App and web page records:
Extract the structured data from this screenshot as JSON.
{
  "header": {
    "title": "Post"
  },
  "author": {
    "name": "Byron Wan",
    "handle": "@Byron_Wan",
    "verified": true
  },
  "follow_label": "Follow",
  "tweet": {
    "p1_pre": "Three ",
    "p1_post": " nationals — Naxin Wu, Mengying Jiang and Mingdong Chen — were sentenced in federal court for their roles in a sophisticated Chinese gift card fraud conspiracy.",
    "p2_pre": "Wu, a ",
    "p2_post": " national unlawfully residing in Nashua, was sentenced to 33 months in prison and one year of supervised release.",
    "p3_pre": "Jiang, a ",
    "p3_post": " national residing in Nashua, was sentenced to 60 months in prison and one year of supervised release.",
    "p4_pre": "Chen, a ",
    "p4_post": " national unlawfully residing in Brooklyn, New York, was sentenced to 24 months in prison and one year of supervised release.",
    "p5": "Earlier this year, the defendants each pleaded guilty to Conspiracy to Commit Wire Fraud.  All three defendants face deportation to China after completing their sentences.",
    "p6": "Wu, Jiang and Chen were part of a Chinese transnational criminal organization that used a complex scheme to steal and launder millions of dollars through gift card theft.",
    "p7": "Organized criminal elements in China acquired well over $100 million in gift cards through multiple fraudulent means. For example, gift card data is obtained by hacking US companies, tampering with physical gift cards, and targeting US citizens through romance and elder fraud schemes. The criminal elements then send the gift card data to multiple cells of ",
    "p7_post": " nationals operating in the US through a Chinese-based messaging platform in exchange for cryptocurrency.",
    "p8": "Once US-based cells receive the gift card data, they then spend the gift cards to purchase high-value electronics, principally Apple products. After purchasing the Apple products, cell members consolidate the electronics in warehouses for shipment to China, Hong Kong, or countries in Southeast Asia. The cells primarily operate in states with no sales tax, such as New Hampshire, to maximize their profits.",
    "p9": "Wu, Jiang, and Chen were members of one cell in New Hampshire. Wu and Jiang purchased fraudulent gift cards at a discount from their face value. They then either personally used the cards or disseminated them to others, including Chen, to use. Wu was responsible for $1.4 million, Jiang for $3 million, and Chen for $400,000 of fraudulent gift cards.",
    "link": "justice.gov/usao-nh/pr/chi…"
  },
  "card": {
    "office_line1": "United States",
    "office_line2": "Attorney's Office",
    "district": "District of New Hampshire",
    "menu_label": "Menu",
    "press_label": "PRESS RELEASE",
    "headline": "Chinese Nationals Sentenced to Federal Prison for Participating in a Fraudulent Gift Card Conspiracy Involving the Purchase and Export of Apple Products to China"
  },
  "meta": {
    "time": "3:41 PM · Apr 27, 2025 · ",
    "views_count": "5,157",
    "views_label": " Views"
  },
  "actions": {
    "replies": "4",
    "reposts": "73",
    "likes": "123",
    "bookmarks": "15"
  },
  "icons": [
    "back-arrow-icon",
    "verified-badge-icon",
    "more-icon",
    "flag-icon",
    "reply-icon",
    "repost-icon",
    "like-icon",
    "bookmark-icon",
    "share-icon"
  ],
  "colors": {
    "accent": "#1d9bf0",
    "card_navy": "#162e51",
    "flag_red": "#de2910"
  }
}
* * *
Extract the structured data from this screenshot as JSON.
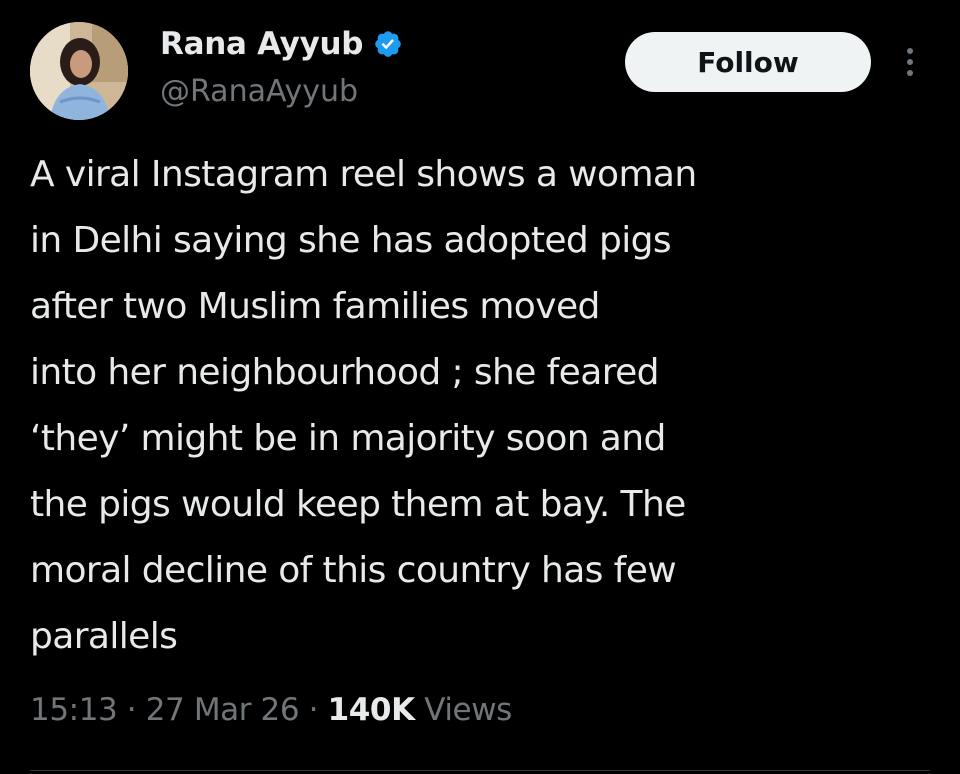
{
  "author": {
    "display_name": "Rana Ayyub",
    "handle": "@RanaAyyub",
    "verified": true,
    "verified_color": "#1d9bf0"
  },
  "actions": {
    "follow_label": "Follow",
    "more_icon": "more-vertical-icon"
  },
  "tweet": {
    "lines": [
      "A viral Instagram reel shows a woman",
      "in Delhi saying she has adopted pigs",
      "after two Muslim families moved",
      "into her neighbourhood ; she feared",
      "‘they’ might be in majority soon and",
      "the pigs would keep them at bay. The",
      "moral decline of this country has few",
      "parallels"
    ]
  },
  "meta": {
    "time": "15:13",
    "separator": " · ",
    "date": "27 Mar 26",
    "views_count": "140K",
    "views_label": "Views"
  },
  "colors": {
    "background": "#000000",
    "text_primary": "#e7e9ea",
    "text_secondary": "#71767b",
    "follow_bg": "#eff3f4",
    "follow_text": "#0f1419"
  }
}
* * *
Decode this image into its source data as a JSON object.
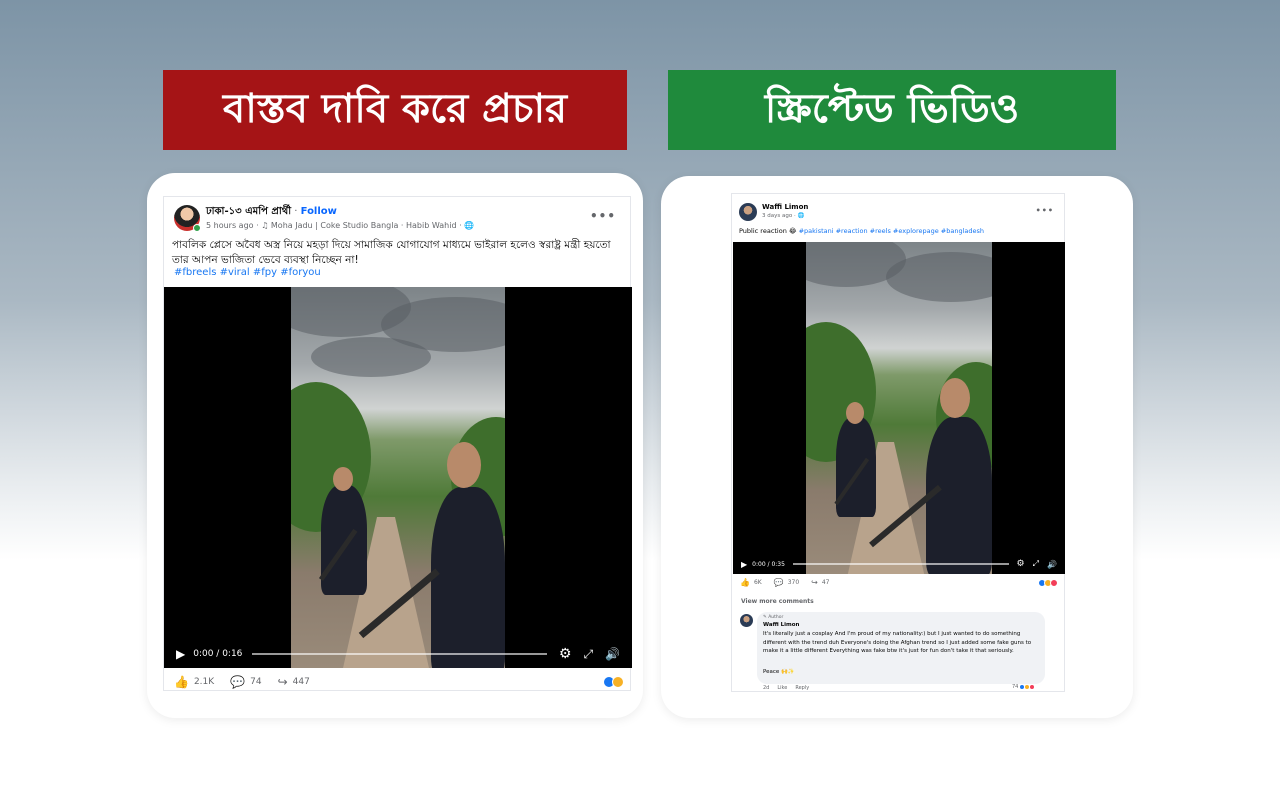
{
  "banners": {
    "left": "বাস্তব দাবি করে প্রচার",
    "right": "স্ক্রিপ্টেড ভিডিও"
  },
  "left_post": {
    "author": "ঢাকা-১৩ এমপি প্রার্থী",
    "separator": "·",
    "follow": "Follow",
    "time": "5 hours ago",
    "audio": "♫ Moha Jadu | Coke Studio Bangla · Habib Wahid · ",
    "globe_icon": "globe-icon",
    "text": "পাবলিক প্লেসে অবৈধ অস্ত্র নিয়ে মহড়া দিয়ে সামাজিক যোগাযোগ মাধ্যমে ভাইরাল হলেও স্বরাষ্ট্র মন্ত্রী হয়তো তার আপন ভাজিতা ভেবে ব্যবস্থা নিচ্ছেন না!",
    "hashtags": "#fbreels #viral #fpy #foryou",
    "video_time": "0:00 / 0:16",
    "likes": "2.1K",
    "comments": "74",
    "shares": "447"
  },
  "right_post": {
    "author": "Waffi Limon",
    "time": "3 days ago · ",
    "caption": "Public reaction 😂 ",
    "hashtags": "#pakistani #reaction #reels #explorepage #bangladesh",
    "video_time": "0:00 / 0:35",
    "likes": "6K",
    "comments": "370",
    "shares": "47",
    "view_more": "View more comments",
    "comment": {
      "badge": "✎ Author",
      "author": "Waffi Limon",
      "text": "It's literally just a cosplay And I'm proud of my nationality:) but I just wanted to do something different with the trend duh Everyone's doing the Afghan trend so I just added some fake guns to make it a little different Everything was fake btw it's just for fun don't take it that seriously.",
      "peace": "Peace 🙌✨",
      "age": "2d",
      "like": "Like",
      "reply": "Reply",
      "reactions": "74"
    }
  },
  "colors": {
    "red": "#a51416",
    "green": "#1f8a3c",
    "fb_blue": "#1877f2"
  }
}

PROBLEM TO SOLVE: If a line in the data above contains "Hampshire", return that line.

ANSWER SPACE:
    "p8": "Once US-based cells receive the gift card data, they then spend the gift cards to purchase high-value electronics, principally Apple products. After purchasing the Apple products, cell members consolidate the electronics in warehouses for shipment to China, Hong Kong, or countries in Southeast Asia. The cells primarily operate in states with no sales tax, such as New Hampshire, to maximize their profits.",
    "p9": "Wu, Jiang, and Chen were members of one cell in New Hampshire. Wu and Jiang purchased fraudulent gift cards at a discount from their face value. They then either personally used the cards or disseminated them to others, including Chen, to use. Wu was responsible for $1.4 million, Jiang for $3 million, and Chen for $400,000 of fraudulent gift cards.",
    "district": "District of New Hampshire",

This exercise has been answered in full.